WHAT YOU NEED TO DO: Quote the entries in full, character for character, without their images.

THE INPUT:
++++

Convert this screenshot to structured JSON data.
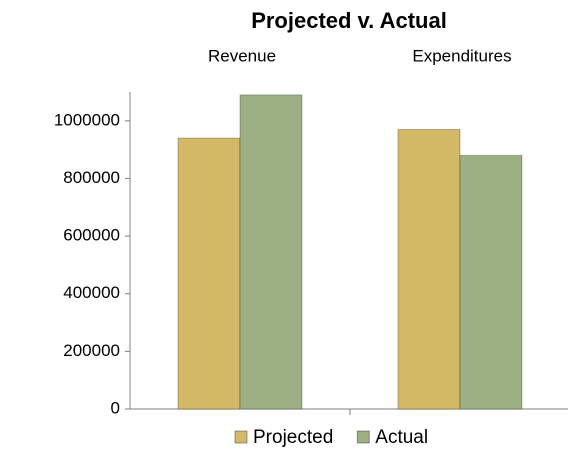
{
  "chart_data": {
    "type": "bar",
    "title": "Projected v. Actual",
    "categories": [
      "Revenue",
      "Expenditures"
    ],
    "series": [
      {
        "name": "Projected",
        "color": "#d3b865",
        "values": [
          940000,
          970000
        ]
      },
      {
        "name": "Actual",
        "color": "#9cb084",
        "values": [
          1090000,
          880000
        ]
      }
    ],
    "ylim": [
      0,
      1100000
    ],
    "yticks": [
      0,
      200000,
      400000,
      600000,
      800000,
      1000000
    ],
    "grid": false,
    "legend": "bottom"
  }
}
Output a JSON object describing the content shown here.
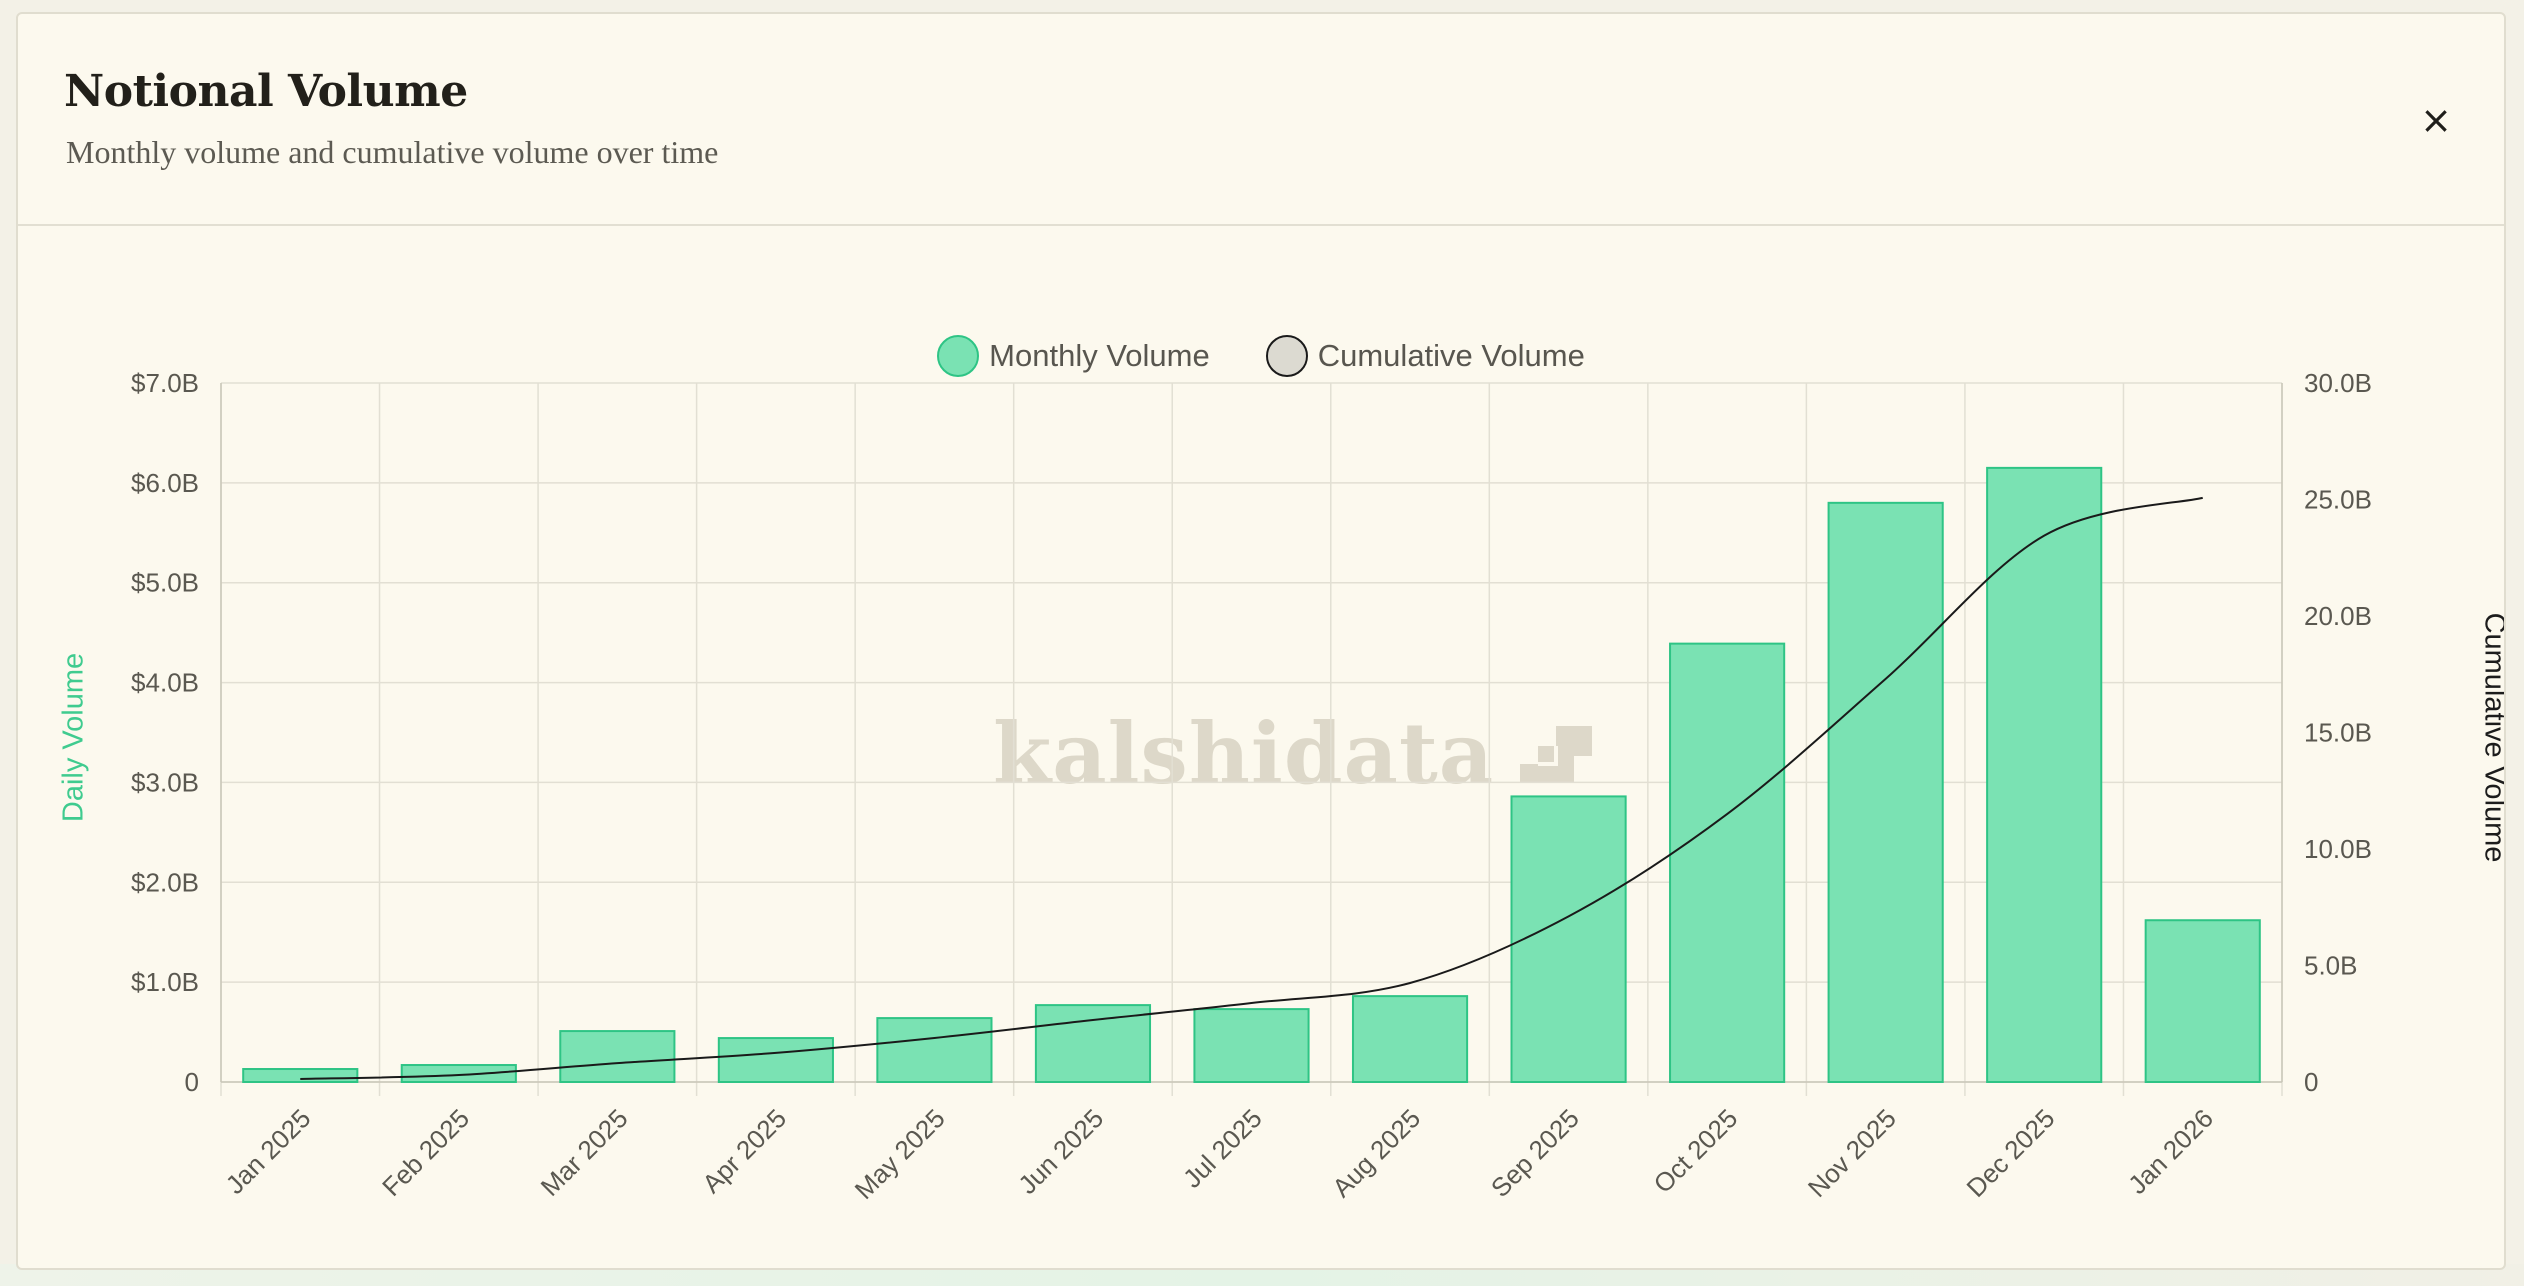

++++

SOLUTION TO THE PROBLEM:
Convert this screenshot to structured JSON data.
{
  "chart_data": {
    "type": "bar",
    "title": "Projected v. Actual",
    "categories": [
      "Revenue",
      "Expenditures"
    ],
    "series": [
      {
        "name": "Projected",
        "color": "#d3b865",
        "values": [
          940000,
          970000
        ]
      },
      {
        "name": "Actual",
        "color": "#9cb084",
        "values": [
          1090000,
          880000
        ]
      }
    ],
    "ylim": [
      0,
      1100000
    ],
    "yticks": [
      0,
      200000,
      400000,
      600000,
      800000,
      1000000
    ],
    "grid": false,
    "legend": "bottom"
  }
}
Output a JSON object describing the content shown here.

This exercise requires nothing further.